Stored data entries
▶

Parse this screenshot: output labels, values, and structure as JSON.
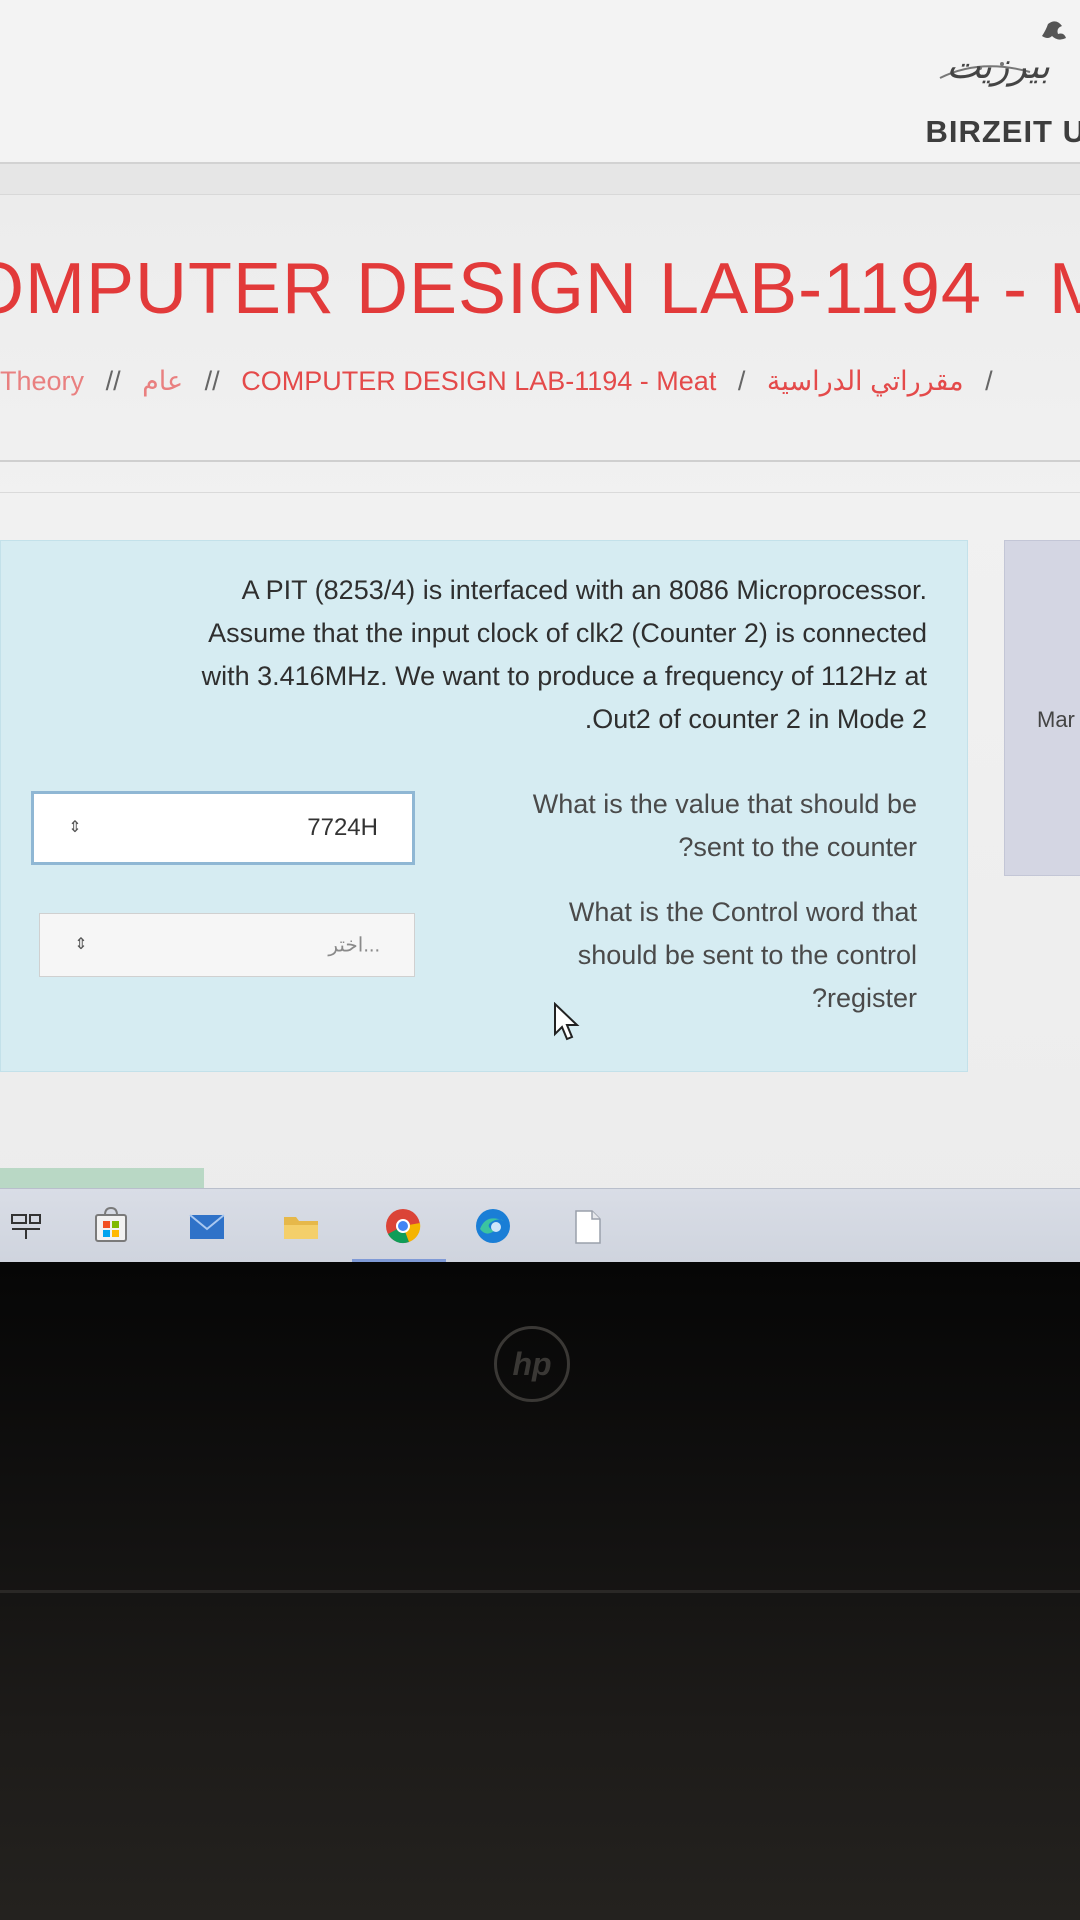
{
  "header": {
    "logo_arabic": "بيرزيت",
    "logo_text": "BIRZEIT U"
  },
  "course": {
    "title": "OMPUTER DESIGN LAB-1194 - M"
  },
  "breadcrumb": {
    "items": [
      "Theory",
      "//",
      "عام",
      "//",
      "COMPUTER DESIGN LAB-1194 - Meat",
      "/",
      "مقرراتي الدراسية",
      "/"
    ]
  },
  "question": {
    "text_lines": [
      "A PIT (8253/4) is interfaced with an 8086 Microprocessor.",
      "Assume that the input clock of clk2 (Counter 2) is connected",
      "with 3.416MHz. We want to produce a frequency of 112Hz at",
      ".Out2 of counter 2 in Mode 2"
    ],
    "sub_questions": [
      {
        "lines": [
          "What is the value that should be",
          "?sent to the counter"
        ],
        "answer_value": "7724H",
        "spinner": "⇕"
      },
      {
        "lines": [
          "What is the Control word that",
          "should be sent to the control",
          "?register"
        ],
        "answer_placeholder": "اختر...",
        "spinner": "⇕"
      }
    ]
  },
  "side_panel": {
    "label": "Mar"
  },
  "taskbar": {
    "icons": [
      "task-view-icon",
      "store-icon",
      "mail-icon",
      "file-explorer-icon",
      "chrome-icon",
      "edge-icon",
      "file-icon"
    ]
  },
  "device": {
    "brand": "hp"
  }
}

◀
▶

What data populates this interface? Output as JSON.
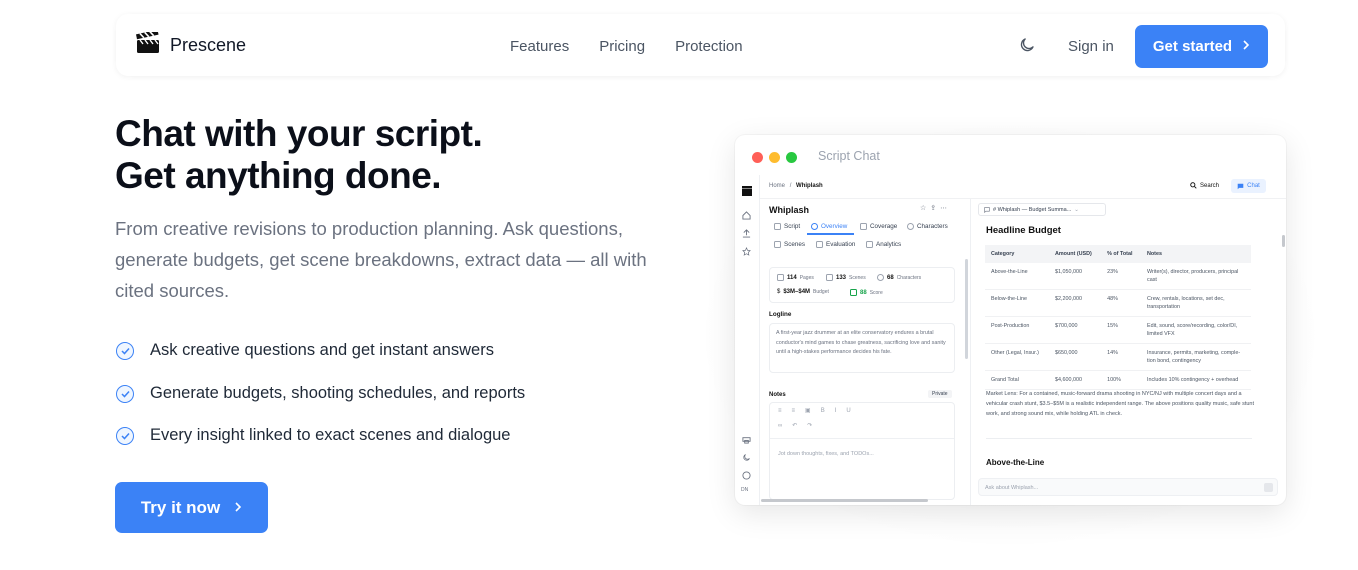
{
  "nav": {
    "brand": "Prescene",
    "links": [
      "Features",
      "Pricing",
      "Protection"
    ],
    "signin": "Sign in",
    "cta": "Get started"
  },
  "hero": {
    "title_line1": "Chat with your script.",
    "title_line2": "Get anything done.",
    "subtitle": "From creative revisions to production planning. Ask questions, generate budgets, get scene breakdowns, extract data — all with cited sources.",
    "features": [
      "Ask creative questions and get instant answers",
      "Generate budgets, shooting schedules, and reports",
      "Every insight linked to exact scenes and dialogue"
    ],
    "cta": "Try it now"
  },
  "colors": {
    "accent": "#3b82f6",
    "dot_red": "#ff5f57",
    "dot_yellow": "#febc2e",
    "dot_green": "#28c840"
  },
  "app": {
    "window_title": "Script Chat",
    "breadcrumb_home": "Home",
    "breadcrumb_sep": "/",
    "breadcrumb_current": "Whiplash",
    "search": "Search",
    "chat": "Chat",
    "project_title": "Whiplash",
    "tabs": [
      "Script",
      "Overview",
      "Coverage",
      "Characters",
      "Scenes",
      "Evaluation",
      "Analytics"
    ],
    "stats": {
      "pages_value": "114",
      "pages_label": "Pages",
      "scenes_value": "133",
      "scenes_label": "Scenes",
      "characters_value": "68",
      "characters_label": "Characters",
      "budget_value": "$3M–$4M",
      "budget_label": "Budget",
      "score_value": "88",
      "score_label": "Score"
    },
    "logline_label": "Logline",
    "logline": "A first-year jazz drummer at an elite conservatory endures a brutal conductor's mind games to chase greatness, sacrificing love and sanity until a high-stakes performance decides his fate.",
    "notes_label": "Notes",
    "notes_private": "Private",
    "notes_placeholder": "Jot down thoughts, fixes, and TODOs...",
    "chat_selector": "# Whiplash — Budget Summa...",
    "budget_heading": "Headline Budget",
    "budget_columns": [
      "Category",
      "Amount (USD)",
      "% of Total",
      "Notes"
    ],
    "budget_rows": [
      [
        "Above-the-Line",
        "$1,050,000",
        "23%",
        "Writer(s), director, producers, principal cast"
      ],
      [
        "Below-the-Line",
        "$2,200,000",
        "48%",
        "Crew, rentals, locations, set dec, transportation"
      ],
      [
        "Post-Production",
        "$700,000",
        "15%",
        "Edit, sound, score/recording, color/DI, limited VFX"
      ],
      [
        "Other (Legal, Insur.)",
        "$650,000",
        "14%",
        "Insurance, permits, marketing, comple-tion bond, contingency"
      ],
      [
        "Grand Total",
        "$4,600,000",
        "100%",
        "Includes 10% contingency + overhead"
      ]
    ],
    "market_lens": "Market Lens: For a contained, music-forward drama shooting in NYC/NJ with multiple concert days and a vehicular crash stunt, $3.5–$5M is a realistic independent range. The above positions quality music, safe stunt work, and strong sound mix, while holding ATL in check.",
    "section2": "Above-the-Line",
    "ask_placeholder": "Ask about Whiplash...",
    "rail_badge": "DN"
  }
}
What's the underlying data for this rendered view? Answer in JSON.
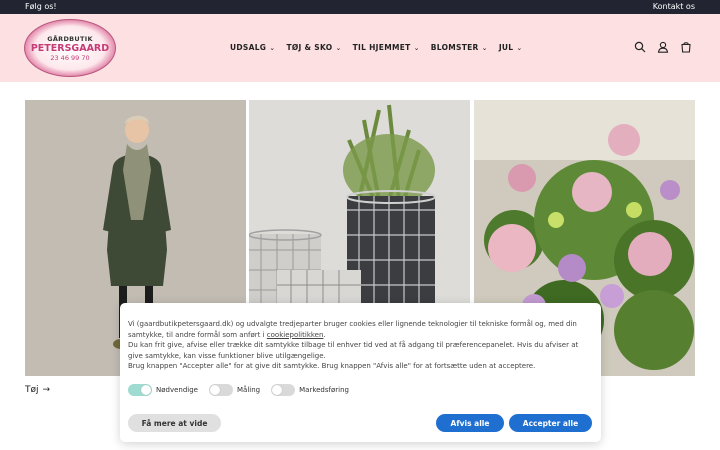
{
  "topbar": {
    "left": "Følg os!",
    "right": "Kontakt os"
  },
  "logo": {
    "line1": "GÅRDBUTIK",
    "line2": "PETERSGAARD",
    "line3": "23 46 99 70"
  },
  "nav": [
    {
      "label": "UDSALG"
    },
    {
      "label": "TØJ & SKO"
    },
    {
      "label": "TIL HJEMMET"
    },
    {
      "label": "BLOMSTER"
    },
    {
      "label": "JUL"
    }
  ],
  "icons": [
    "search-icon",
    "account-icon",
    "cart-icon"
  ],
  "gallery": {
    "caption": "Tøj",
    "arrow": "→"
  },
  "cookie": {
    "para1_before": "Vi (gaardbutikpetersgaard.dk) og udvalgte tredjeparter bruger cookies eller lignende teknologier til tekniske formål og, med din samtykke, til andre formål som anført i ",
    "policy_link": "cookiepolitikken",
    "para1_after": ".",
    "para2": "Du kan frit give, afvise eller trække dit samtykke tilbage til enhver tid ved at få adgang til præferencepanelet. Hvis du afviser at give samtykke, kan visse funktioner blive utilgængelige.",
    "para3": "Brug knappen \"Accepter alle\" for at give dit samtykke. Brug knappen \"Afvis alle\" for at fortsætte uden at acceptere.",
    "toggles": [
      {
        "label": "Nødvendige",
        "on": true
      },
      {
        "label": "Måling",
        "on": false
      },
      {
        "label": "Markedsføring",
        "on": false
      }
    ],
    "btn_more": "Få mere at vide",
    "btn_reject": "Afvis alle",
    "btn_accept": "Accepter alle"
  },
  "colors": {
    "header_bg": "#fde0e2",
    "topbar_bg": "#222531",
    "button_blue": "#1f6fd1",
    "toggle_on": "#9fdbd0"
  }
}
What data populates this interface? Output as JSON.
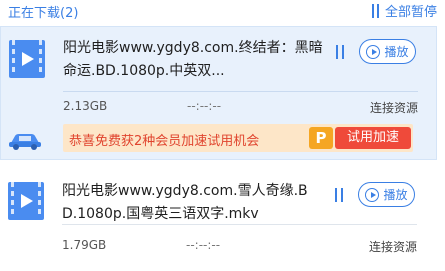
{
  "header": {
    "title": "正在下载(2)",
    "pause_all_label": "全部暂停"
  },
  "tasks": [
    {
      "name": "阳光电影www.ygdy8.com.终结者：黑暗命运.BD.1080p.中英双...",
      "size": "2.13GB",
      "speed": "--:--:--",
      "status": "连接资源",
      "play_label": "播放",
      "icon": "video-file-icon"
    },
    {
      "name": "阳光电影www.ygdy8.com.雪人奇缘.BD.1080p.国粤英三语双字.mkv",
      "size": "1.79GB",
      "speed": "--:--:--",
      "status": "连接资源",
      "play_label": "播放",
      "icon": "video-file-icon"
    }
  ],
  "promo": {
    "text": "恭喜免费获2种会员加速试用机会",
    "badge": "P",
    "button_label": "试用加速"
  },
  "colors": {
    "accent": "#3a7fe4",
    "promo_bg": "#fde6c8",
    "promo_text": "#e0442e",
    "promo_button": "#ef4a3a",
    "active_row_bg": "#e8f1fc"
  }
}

◀

Given task:
Look through the data and show every line containing "JSON".

Output of the exercise:
Parse this screenshot: output labels, values, and structure as JSON.
What data populates this interface? Output as JSON.
What's the underlying data for this rendered view? Answer in JSON.
What data populates this interface? Output as JSON.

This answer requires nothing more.